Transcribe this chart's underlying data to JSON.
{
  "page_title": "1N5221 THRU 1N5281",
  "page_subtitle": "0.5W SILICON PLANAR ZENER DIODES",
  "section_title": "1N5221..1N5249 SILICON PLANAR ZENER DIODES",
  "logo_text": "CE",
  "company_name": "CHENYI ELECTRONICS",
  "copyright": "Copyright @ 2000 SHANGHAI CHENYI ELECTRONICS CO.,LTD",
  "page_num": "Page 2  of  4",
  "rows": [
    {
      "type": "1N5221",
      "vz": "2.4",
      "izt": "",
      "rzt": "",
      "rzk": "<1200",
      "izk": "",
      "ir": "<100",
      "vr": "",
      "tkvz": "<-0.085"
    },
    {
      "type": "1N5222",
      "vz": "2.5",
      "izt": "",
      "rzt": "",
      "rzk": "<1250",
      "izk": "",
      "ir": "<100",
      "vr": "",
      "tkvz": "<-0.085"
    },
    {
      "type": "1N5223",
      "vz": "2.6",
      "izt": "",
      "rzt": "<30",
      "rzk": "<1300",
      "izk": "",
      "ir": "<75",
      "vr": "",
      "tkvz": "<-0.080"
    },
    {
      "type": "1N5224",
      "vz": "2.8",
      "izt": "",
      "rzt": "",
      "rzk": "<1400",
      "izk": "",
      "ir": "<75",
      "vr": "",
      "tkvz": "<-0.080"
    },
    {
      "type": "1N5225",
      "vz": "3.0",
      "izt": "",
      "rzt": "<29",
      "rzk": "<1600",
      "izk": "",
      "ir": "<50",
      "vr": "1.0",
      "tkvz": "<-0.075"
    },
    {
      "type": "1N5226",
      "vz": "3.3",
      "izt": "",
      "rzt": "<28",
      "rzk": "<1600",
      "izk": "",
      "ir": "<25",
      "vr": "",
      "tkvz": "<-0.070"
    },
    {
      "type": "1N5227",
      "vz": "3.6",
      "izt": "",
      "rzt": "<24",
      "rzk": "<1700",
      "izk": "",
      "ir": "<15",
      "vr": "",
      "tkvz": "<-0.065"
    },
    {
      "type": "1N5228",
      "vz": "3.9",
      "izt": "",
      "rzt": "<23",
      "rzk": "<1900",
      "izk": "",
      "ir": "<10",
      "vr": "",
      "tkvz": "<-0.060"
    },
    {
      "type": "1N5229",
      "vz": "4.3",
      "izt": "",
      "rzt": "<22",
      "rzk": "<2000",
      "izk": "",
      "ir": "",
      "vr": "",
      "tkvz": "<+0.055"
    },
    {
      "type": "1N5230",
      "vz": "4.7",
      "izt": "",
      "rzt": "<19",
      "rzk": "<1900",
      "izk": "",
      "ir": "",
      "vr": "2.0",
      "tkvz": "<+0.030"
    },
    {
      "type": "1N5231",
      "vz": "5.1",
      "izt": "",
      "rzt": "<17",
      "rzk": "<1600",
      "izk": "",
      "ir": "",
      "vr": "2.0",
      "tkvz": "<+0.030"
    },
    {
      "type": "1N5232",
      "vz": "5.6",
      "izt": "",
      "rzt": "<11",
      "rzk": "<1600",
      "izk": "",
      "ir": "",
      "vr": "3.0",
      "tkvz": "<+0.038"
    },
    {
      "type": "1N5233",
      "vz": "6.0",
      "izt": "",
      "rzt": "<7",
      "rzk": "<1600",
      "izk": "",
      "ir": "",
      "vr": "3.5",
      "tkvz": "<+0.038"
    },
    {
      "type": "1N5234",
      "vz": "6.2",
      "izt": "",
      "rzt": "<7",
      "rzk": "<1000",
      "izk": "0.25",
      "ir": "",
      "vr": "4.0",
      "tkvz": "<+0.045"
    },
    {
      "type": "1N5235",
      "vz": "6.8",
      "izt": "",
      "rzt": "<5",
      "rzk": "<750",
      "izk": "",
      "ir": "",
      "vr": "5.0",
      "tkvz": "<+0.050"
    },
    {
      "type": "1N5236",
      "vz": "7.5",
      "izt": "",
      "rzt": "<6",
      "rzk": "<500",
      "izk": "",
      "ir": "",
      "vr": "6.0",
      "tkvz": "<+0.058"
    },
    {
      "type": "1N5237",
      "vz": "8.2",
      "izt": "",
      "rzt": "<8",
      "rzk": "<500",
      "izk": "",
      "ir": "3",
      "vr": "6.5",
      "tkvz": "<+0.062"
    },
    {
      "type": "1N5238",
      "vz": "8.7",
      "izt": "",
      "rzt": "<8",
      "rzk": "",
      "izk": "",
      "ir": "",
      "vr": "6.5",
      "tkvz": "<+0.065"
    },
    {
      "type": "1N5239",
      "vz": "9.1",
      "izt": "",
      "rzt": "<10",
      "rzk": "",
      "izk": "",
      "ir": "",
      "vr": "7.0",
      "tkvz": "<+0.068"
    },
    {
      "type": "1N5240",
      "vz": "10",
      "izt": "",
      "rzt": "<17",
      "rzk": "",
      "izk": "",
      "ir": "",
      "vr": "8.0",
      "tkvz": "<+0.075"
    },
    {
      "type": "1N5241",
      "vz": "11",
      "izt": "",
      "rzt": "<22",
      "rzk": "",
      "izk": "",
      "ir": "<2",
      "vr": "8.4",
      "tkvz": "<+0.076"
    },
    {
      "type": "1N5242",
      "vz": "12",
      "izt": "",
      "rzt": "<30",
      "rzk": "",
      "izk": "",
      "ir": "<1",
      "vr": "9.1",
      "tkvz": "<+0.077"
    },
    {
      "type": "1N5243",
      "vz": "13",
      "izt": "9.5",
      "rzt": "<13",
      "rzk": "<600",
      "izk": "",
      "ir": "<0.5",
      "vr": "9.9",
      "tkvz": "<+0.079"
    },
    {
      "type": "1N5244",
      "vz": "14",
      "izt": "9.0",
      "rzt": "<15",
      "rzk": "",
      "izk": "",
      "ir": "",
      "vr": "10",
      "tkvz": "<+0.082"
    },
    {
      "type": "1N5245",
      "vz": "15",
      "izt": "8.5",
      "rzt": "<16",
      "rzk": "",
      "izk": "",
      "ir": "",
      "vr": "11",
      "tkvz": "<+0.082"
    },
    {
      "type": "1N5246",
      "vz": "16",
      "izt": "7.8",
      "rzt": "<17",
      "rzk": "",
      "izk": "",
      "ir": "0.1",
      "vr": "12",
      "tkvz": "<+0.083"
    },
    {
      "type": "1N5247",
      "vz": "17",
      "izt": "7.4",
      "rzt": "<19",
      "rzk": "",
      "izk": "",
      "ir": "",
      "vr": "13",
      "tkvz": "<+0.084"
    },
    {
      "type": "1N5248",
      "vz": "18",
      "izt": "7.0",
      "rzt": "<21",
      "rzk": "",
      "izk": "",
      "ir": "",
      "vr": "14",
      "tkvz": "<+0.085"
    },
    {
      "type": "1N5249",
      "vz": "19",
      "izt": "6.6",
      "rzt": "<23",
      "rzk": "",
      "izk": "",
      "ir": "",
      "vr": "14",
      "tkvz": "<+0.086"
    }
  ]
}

* * * * * * * * *

* _Given exercise_
Extract all the entries word for word.

* _Output for this exercise_
Transcribe this chart's underlying data to JSON.
{
  "page_title": "1N5221 THRU 1N5281",
  "page_subtitle": "0.5W SILICON PLANAR ZENER DIODES",
  "section_title": "1N5221..1N5249 SILICON PLANAR ZENER DIODES",
  "logo_text": "CE",
  "company_name": "CHENYI ELECTRONICS",
  "copyright": "Copyright @ 2000 SHANGHAI CHENYI ELECTRONICS CO.,LTD",
  "page_num": "Page 2  of  4",
  "rows": [
    {
      "type": "1N5221",
      "vz": "2.4",
      "izt": "",
      "rzt": "",
      "rzk": "<1200",
      "izk": "",
      "ir": "<100",
      "vr": "",
      "tkvz": "<-0.085"
    },
    {
      "type": "1N5222",
      "vz": "2.5",
      "izt": "",
      "rzt": "",
      "rzk": "<1250",
      "izk": "",
      "ir": "<100",
      "vr": "",
      "tkvz": "<-0.085"
    },
    {
      "type": "1N5223",
      "vz": "2.6",
      "izt": "",
      "rzt": "<30",
      "rzk": "<1300",
      "izk": "",
      "ir": "<75",
      "vr": "",
      "tkvz": "<-0.080"
    },
    {
      "type": "1N5224",
      "vz": "2.8",
      "izt": "",
      "rzt": "",
      "rzk": "<1400",
      "izk": "",
      "ir": "<75",
      "vr": "",
      "tkvz": "<-0.080"
    },
    {
      "type": "1N5225",
      "vz": "3.0",
      "izt": "",
      "rzt": "<29",
      "rzk": "<1600",
      "izk": "",
      "ir": "<50",
      "vr": "1.0",
      "tkvz": "<-0.075"
    },
    {
      "type": "1N5226",
      "vz": "3.3",
      "izt": "",
      "rzt": "<28",
      "rzk": "<1600",
      "izk": "",
      "ir": "<25",
      "vr": "",
      "tkvz": "<-0.070"
    },
    {
      "type": "1N5227",
      "vz": "3.6",
      "izt": "",
      "rzt": "<24",
      "rzk": "<1700",
      "izk": "",
      "ir": "<15",
      "vr": "",
      "tkvz": "<-0.065"
    },
    {
      "type": "1N5228",
      "vz": "3.9",
      "izt": "",
      "rzt": "<23",
      "rzk": "<1900",
      "izk": "",
      "ir": "<10",
      "vr": "",
      "tkvz": "<-0.060"
    },
    {
      "type": "1N5229",
      "vz": "4.3",
      "izt": "",
      "rzt": "<22",
      "rzk": "<2000",
      "izk": "",
      "ir": "",
      "vr": "",
      "tkvz": "<+0.055"
    },
    {
      "type": "1N5230",
      "vz": "4.7",
      "izt": "",
      "rzt": "<19",
      "rzk": "<1900",
      "izk": "",
      "ir": "",
      "vr": "2.0",
      "tkvz": "<+0.030"
    },
    {
      "type": "1N5231",
      "vz": "5.1",
      "izt": "",
      "rzt": "<17",
      "rzk": "<1600",
      "izk": "",
      "ir": "",
      "vr": "2.0",
      "tkvz": "<+0.030"
    },
    {
      "type": "1N5232",
      "vz": "5.6",
      "izt": "",
      "rzt": "<11",
      "rzk": "<1600",
      "izk": "",
      "ir": "",
      "vr": "3.0",
      "tkvz": "<+0.038"
    },
    {
      "type": "1N5233",
      "vz": "6.0",
      "izt": "",
      "rzt": "<7",
      "rzk": "<1600",
      "izk": "",
      "ir": "",
      "vr": "3.5",
      "tkvz": "<+0.038"
    },
    {
      "type": "1N5234",
      "vz": "6.2",
      "izt": "",
      "rzt": "<7",
      "rzk": "<1000",
      "izk": "0.25",
      "ir": "",
      "vr": "4.0",
      "tkvz": "<+0.045"
    },
    {
      "type": "1N5235",
      "vz": "6.8",
      "izt": "",
      "rzt": "<5",
      "rzk": "<750",
      "izk": "",
      "ir": "",
      "vr": "5.0",
      "tkvz": "<+0.050"
    },
    {
      "type": "1N5236",
      "vz": "7.5",
      "izt": "",
      "rzt": "<6",
      "rzk": "<500",
      "izk": "",
      "ir": "",
      "vr": "6.0",
      "tkvz": "<+0.058"
    },
    {
      "type": "1N5237",
      "vz": "8.2",
      "izt": "",
      "rzt": "<8",
      "rzk": "<500",
      "izk": "",
      "ir": "3",
      "vr": "6.5",
      "tkvz": "<+0.062"
    },
    {
      "type": "1N5238",
      "vz": "8.7",
      "izt": "",
      "rzt": "<8",
      "rzk": "",
      "izk": "",
      "ir": "",
      "vr": "6.5",
      "tkvz": "<+0.065"
    },
    {
      "type": "1N5239",
      "vz": "9.1",
      "izt": "",
      "rzt": "<10",
      "rzk": "",
      "izk": "",
      "ir": "",
      "vr": "7.0",
      "tkvz": "<+0.068"
    },
    {
      "type": "1N5240",
      "vz": "10",
      "izt": "",
      "rzt": "<17",
      "rzk": "",
      "izk": "",
      "ir": "",
      "vr": "8.0",
      "tkvz": "<+0.075"
    },
    {
      "type": "1N5241",
      "vz": "11",
      "izt": "",
      "rzt": "<22",
      "rzk": "",
      "izk": "",
      "ir": "<2",
      "vr": "8.4",
      "tkvz": "<+0.076"
    },
    {
      "type": "1N5242",
      "vz": "12",
      "izt": "",
      "rzt": "<30",
      "rzk": "",
      "izk": "",
      "ir": "<1",
      "vr": "9.1",
      "tkvz": "<+0.077"
    },
    {
      "type": "1N5243",
      "vz": "13",
      "izt": "9.5",
      "rzt": "<13",
      "rzk": "<600",
      "izk": "",
      "ir": "<0.5",
      "vr": "9.9",
      "tkvz": "<+0.079"
    },
    {
      "type": "1N5244",
      "vz": "14",
      "izt": "9.0",
      "rzt": "<15",
      "rzk": "",
      "izk": "",
      "ir": "",
      "vr": "10",
      "tkvz": "<+0.082"
    },
    {
      "type": "1N5245",
      "vz": "15",
      "izt": "8.5",
      "rzt": "<16",
      "rzk": "",
      "izk": "",
      "ir": "",
      "vr": "11",
      "tkvz": "<+0.082"
    },
    {
      "type": "1N5246",
      "vz": "16",
      "izt": "7.8",
      "rzt": "<17",
      "rzk": "",
      "izk": "",
      "ir": "0.1",
      "vr": "12",
      "tkvz": "<+0.083"
    },
    {
      "type": "1N5247",
      "vz": "17",
      "izt": "7.4",
      "rzt": "<19",
      "rzk": "",
      "izk": "",
      "ir": "",
      "vr": "13",
      "tkvz": "<+0.084"
    },
    {
      "type": "1N5248",
      "vz": "18",
      "izt": "7.0",
      "rzt": "<21",
      "rzk": "",
      "izk": "",
      "ir": "",
      "vr": "14",
      "tkvz": "<+0.085"
    },
    {
      "type": "1N5249",
      "vz": "19",
      "izt": "6.6",
      "rzt": "<23",
      "rzk": "",
      "izk": "",
      "ir": "",
      "vr": "14",
      "tkvz": "<+0.086"
    }
  ]
}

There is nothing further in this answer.